## Exercise directions
Below is a set of records; print all of them exactly as written.

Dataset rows
* Start *
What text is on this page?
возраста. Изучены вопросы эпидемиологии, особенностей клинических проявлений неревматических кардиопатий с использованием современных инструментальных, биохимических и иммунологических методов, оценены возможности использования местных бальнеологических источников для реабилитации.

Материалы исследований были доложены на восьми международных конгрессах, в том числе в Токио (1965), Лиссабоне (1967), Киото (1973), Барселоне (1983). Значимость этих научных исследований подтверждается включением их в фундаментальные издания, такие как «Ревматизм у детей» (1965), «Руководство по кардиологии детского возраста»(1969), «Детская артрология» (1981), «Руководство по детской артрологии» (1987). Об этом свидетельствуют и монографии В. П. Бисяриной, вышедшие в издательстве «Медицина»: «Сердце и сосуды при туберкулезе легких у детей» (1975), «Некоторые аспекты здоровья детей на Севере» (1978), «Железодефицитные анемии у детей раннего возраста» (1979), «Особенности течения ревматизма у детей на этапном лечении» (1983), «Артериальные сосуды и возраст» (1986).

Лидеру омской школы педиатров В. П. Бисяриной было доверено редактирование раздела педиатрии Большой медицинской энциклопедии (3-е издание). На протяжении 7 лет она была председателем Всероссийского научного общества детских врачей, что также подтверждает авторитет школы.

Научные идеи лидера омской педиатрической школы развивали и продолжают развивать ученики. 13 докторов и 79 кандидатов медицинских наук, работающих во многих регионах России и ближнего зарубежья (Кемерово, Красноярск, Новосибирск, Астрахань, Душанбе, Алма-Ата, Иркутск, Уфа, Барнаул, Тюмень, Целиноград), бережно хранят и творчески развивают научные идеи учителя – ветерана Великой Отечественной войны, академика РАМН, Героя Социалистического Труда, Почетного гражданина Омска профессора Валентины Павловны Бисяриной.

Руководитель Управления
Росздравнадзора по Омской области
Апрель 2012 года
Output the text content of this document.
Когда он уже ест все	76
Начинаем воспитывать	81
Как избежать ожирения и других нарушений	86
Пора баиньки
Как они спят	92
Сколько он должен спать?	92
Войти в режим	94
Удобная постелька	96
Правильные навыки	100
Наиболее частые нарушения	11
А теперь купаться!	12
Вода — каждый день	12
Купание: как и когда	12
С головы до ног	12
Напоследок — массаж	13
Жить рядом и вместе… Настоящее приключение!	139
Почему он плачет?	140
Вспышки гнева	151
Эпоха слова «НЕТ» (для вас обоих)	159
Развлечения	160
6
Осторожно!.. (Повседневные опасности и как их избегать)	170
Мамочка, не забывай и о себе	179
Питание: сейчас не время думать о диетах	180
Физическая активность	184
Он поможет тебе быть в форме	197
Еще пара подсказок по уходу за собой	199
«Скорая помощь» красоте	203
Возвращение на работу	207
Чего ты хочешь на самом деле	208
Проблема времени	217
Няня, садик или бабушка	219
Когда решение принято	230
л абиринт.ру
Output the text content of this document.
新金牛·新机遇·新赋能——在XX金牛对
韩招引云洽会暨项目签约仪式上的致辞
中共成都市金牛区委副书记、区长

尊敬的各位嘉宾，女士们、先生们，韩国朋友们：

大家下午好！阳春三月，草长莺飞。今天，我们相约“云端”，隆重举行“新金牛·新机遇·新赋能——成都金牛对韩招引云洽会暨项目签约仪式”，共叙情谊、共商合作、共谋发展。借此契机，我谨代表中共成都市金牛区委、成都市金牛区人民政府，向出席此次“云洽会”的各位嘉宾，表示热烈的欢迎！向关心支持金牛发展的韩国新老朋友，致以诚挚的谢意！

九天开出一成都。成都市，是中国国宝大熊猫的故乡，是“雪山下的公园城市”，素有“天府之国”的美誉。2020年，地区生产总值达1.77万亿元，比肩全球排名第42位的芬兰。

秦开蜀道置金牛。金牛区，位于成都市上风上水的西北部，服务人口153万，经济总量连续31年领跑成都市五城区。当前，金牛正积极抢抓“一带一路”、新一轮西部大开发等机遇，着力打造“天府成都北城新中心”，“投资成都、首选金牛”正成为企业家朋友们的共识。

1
* End *
## Solution to the exercise
What text is on this page?
возраста. Изучены вопросы эпидемиологии, особенностей клинических проявлений неревматических кардиопатий с использованием современных инструментальных, биохимических и иммунологических методов, оценены возможности использования местных бальнеологических источников для реабилитации.

Материалы исследований были доложены на восьми международных конгрессах, в том числе в Токио (1965), Лиссабоне (1967), Киото (1973), Барселоне (1983). Значимость этих научных исследований подтверждается включением их в фундаментальные издания, такие как «Ревматизм у детей» (1965), «Руководство по кардиологии детского возраста»(1969), «Детская артрология» (1981), «Руководство по детской артрологии» (1987). Об этом свидетельствуют и монографии В. П. Бисяриной, вышедшие в издательстве «Медицина»: «Сердце и сосуды при туберкулезе легких у детей» (1975), «Некоторые аспекты здоровья детей на Севере» (1978), «Железодефицитные анемии у детей раннего возраста» (1979), «Особенности течения ревматизма у детей на этапном лечении» (1983), «Артериальные сосуды и возраст» (1986).

Лидеру омской школы педиатров В. П. Бисяриной было доверено редактирование раздела педиатрии Большой медицинской энциклопедии (3-е издание). На протяжении 7 лет она была председателем Всероссийского научного общества детских врачей, что также подтверждает авторитет школы.

Научные идеи лидера омской педиатрической школы развивали и продолжают развивать ученики. 13 докторов и 79 кандидатов медицинских наук, работающих во многих регионах России и ближнего зарубежья (Кемерово, Красноярск, Новосибирск, Астрахань, Душанбе, Алма-Ата, Иркутск, Уфа, Барнаул, Тюмень, Целиноград), бережно хранят и творчески развивают научные идеи учителя – ветерана Великой Отечественной войны, академика РАМН, Героя Социалистического Труда, Почетного гражданина Омска профессора Валентины Павловны Бисяриной.

Руководитель Управления
Росздравнадзора по Омской области
Апрель 2012 года
Output the text content of this document.
Когда он уже ест все	76
Начинаем воспитывать	81
Как избежать ожирения и других нарушений	86
Пора баиньки
Как они спят	92
Сколько он должен спать?	92
Войти в режим	94
Удобная постелька	96
Правильные навыки	100
Наиболее частые нарушения	11
А теперь купаться!	12
Вода — каждый день	12
Купание: как и когда	12
С головы до ног	12
Напоследок — массаж	13
Жить рядом и вместе… Настоящее приключение!	139
Почему он плачет?	140
Вспышки гнева	151
Эпоха слова «НЕТ» (для вас обоих)	159
Развлечения	160
6
Осторожно!.. (Повседневные опасности и как их избегать)	170
Мамочка, не забывай и о себе	179
Питание: сейчас не время думать о диетах	180
Физическая активность	184
Он поможет тебе быть в форме	197
Еще пара подсказок по уходу за собой	199
«Скорая помощь» красоте	203
Возвращение на работу	207
Чего ты хочешь на самом деле	208
Проблема времени	217
Няня, садик или бабушка	219
Когда решение принято	230
л абиринт.ру
Output the text content of this document.
新金牛·新机遇·新赋能——在XX金牛对
韩招引云洽会暨项目签约仪式上的致辞
中共成都市金牛区委副书记、区长

尊敬的各位嘉宾，女士们、先生们，韩国朋友们：

大家下午好！阳春三月，草长莺飞。今天，我们相约“云端”，隆重举行“新金牛·新机遇·新赋能——成都金牛对韩招引云洽会暨项目签约仪式”，共叙情谊、共商合作、共谋发展。借此契机，我谨代表中共成都市金牛区委、成都市金牛区人民政府，向出席此次“云洽会”的各位嘉宾，表示热烈的欢迎！向关心支持金牛发展的韩国新老朋友，致以诚挚的谢意！

九天开出一成都。成都市，是中国国宝大熊猫的故乡，是“雪山下的公园城市”，素有“天府之国”的美誉。2020年，地区生产总值达1.77万亿元，比肩全球排名第42位的芬兰。

秦开蜀道置金牛。金牛区，位于成都市上风上水的西北部，服务人口153万，经济总量连续31年领跑成都市五城区。当前，金牛正积极抢抓“一带一路”、新一轮西部大开发等机遇，着力打造“天府成都北城新中心”，“投资成都、首选金牛”正成为企业家朋友们的共识。

1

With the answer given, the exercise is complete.